___ ENTRIES SHOWN
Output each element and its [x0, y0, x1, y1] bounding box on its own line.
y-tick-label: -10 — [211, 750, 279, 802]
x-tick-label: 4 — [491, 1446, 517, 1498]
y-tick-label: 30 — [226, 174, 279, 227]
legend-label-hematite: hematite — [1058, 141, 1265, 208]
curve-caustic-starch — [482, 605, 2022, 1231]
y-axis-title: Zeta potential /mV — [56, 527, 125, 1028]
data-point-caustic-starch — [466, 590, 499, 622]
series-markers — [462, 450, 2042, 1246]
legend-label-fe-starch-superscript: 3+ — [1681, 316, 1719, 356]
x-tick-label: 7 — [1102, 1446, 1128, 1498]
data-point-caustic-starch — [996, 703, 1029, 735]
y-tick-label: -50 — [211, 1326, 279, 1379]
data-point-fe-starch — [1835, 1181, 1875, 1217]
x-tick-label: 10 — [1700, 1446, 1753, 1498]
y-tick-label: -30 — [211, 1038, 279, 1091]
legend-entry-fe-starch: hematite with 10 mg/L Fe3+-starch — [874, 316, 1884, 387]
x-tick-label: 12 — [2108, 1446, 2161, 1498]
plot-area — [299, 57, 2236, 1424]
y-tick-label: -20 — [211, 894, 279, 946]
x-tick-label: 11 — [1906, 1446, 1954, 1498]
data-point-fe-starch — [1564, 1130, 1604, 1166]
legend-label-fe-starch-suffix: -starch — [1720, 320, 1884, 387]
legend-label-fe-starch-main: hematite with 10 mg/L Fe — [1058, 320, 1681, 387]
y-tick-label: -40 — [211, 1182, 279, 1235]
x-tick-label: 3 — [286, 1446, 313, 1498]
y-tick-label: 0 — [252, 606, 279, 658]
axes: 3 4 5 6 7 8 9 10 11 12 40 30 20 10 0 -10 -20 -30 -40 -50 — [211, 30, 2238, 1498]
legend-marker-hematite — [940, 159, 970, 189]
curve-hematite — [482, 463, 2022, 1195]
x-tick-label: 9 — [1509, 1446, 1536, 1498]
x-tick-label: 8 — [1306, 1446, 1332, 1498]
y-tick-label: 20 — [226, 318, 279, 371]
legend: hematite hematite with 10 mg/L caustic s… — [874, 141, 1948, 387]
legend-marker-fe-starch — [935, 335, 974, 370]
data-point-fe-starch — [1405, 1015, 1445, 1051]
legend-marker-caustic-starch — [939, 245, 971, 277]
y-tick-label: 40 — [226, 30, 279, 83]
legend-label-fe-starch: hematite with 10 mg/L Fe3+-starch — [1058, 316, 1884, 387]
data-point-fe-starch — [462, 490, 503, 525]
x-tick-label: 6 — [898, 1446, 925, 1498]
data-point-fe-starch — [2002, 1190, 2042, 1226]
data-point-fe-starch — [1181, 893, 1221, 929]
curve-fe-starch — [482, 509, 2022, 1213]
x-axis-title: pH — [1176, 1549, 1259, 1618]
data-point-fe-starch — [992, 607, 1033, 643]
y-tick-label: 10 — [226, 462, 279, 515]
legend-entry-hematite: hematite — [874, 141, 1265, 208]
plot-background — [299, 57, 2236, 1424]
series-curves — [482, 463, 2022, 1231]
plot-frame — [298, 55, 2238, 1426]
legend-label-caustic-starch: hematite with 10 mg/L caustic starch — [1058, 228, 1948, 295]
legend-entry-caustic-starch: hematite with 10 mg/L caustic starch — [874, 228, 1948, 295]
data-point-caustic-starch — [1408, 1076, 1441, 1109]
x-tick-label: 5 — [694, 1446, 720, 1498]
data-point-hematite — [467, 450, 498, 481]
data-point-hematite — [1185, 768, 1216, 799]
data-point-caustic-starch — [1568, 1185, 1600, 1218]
______
- WHAT IS BEING ASKED -
Copy all of the rows above, keeping every line the same.

- RESPONSE TO THE TASK -
Output each element and its [x0, y0, x1, y1] bounding box on its own line.
y-tick-label: -10 — [211, 750, 279, 802]
x-tick-label: 4 — [491, 1446, 517, 1498]
y-tick-label: 30 — [226, 174, 279, 227]
legend-label-hematite: hematite — [1058, 141, 1265, 208]
curve-caustic-starch — [482, 605, 2022, 1231]
y-axis-title: Zeta potential /mV — [56, 527, 125, 1028]
data-point-caustic-starch — [466, 590, 499, 622]
series-markers — [462, 450, 2042, 1246]
legend-label-fe-starch-superscript: 3+ — [1681, 316, 1719, 356]
x-tick-label: 7 — [1102, 1446, 1128, 1498]
data-point-caustic-starch — [996, 703, 1029, 735]
y-tick-label: -50 — [211, 1326, 279, 1379]
data-point-fe-starch — [1835, 1181, 1875, 1217]
x-tick-label: 10 — [1700, 1446, 1753, 1498]
y-tick-label: -30 — [211, 1038, 279, 1091]
legend-entry-fe-starch: hematite with 10 mg/L Fe3+-starch — [874, 316, 1884, 387]
x-tick-label: 12 — [2108, 1446, 2161, 1498]
plot-area — [299, 57, 2236, 1424]
y-tick-label: -20 — [211, 894, 279, 946]
x-tick-label: 11 — [1906, 1446, 1954, 1498]
data-point-fe-starch — [1564, 1130, 1604, 1166]
legend-label-fe-starch-suffix: -starch — [1720, 320, 1884, 387]
legend-label-fe-starch-main: hematite with 10 mg/L Fe — [1058, 320, 1681, 387]
y-tick-label: -40 — [211, 1182, 279, 1235]
x-tick-label: 3 — [286, 1446, 313, 1498]
y-tick-label: 0 — [252, 606, 279, 658]
axes: 3 4 5 6 7 8 9 10 11 12 40 30 20 10 0 -10 -20 -30 -40 -50 — [211, 30, 2238, 1498]
legend-marker-hematite — [940, 159, 970, 189]
curve-hematite — [482, 463, 2022, 1195]
x-tick-label: 9 — [1509, 1446, 1536, 1498]
x-tick-label: 8 — [1306, 1446, 1332, 1498]
y-tick-label: 20 — [226, 318, 279, 371]
legend: hematite hematite with 10 mg/L caustic s… — [874, 141, 1948, 387]
legend-marker-fe-starch — [935, 335, 974, 370]
data-point-fe-starch — [1405, 1015, 1445, 1051]
legend-marker-caustic-starch — [939, 245, 971, 277]
y-tick-label: 40 — [226, 30, 279, 83]
legend-label-fe-starch: hematite with 10 mg/L Fe3+-starch — [1058, 316, 1884, 387]
data-point-fe-starch — [462, 490, 503, 525]
x-tick-label: 6 — [898, 1446, 925, 1498]
data-point-fe-starch — [2002, 1190, 2042, 1226]
data-point-fe-starch — [1181, 893, 1221, 929]
curve-fe-starch — [482, 509, 2022, 1213]
x-axis-title: pH — [1176, 1549, 1259, 1618]
data-point-fe-starch — [992, 607, 1033, 643]
y-tick-label: 10 — [226, 462, 279, 515]
legend-entry-hematite: hematite — [874, 141, 1265, 208]
plot-background — [299, 57, 2236, 1424]
series-curves — [482, 463, 2022, 1231]
plot-frame — [298, 55, 2238, 1426]
legend-label-caustic-starch: hematite with 10 mg/L caustic starch — [1058, 228, 1948, 295]
legend-entry-caustic-starch: hematite with 10 mg/L caustic starch — [874, 228, 1948, 295]
data-point-caustic-starch — [1408, 1076, 1441, 1109]
x-tick-label: 5 — [694, 1446, 720, 1498]
data-point-hematite — [467, 450, 498, 481]
data-point-hematite — [1185, 768, 1216, 799]
data-point-caustic-starch — [1568, 1185, 1600, 1218]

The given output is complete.